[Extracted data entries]
-----

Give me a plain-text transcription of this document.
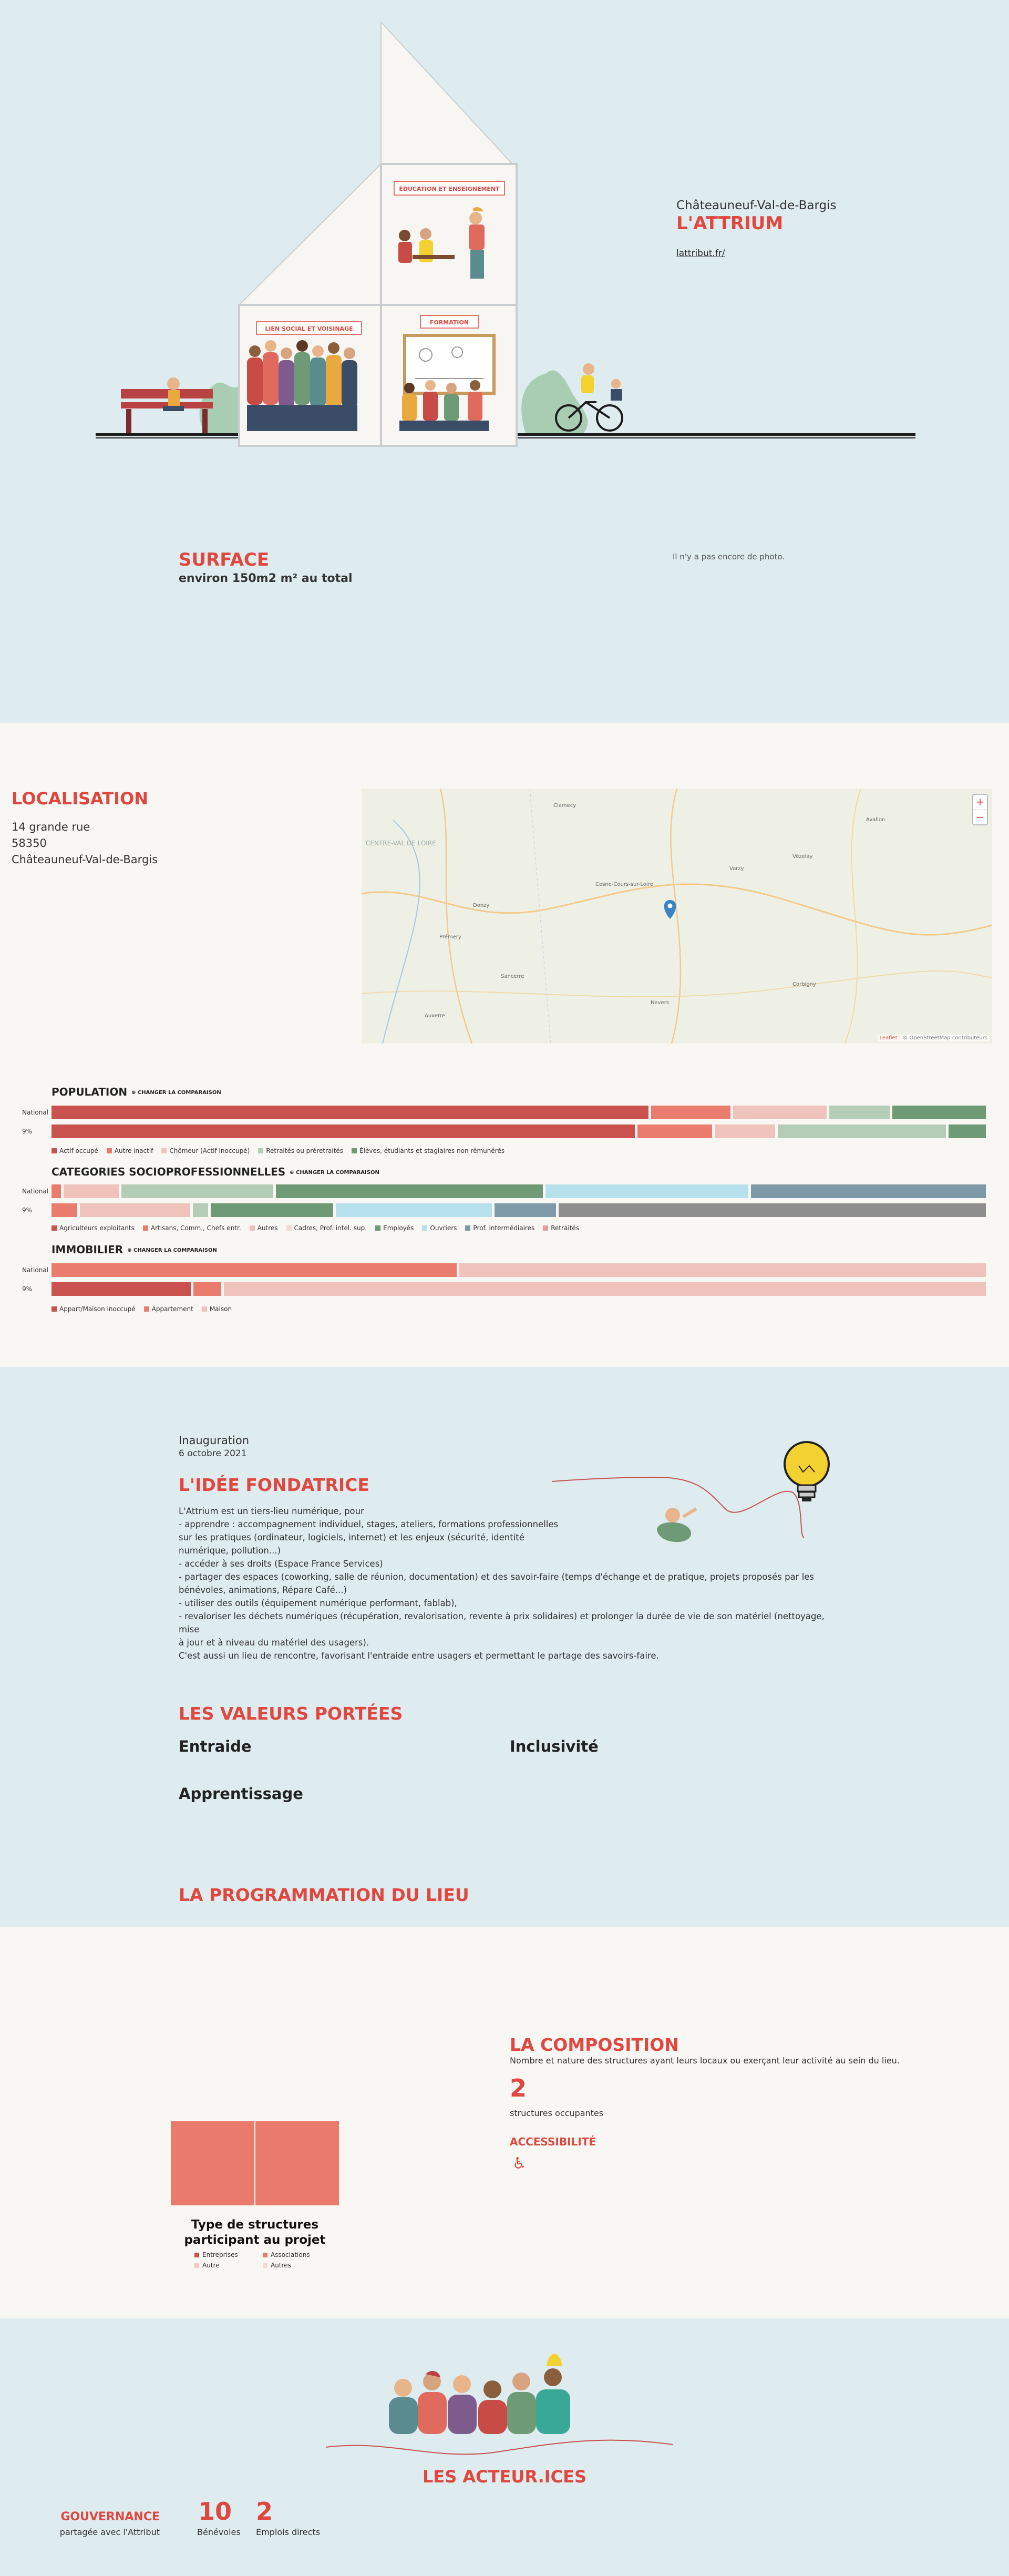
ÉDUCATION ET ENSEIGNEMENT
LIEN SOCIAL ET VOISINAGE
FORMATION
Châteauneuf-Val-de-Bargis
L'ATTRIUM
lattribut.fr/
SURFACE
environ 150m2 m² au total
Il n'y a pas encore de photo.
LOCALISATION
14 grande rue
58350
Châteauneuf-Val-de-Bargis
CENTRE-VAL DE LOIRE
Clamecy
Cosne-Cours-sur-Loire
Donzy
Varzy
Prémery
Vézelay
Corbigny
Nevers
Sancerre
Avallon
Auxerre
+
−
Leaflet | © OpenStreetMap contributeurs
POPULATION ⊕ CHANGER LA COMPARAISON
National
9%
Actif occupé	Autre inactif	Chômeur (Actif inoccupé)	Retraités ou préretraités	Élèves, étudiants et stagiaires non rémunérés
CATEGORIES SOCIOPROFESSIONNELLES ⊕ CHANGER LA COMPARAISON
National
9%
Agriculteurs exploitants	Artisans, Comm., Chefs entr.	Autres	Cadres, Prof. intel. sup.	Employés	Ouvriers	Prof. intermédiaires	Retraités
IMMOBILIER ⊕ CHANGER LA COMPARAISON
National
9%
Appart/Maison inoccupé	Appartement	Maison
Inauguration
6 octobre 2021
L'IDÉE FONDATRICE

L'Attrium est un tiers-lieu numérique, pour
- apprendre : accompagnement individuel, stages, ateliers, formations professionnelles
sur les pratiques (ordinateur, logiciels, internet) et les enjeux (sécurité, identité
numérique, pollution...)
- accéder à ses droits (Espace France Services)
- partager des espaces (coworking, salle de réunion, documentation) et des savoir-faire (temps d'échange et de pratique, projets proposés par les
bénévoles, animations, Répare Café...)
- utiliser des outils (équipement numérique performant, fablab),
- revaloriser les déchets numériques (récupération, revalorisation, revente à prix solidaires) et prolonger la durée de vie de son matériel (nettoyage, mise
à jour et à niveau du matériel des usagers).
C'est aussi un lieu de rencontre, favorisant l'entraide entre usagers et permettant le partage des savoirs-faire.

LES VALEURS PORTÉES
Entraide	Inclusivité
Apprentissage
LA PROGRAMMATION DU LIEU
LA COMPOSITION
Nombre et nature des structures ayant leurs locaux ou exerçant leur activité au sein du lieu.
2
structures occupantes
ACCESSIBILITÉ
♿
Type de structures participant au projet
Entreprises	Associations
Autre	Autres
LES ACTEUR.ICES
GOUVERNANCE
partagée avec l'Attribut
10
Bénévoles
2
Emplois directs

-----

▸ SHORT PROBLEM
Copy each line of the entries that includes the word "CHANGER".

▸ COMPLETE ANSWER
POPULATION ⊕ CHANGER LA COMPARAISON
CATEGORIES SOCIOPROFESSIONNELLES ⊕ CHANGER LA COMPARAISON
IMMOBILIER ⊕ CHANGER LA COMPARAISON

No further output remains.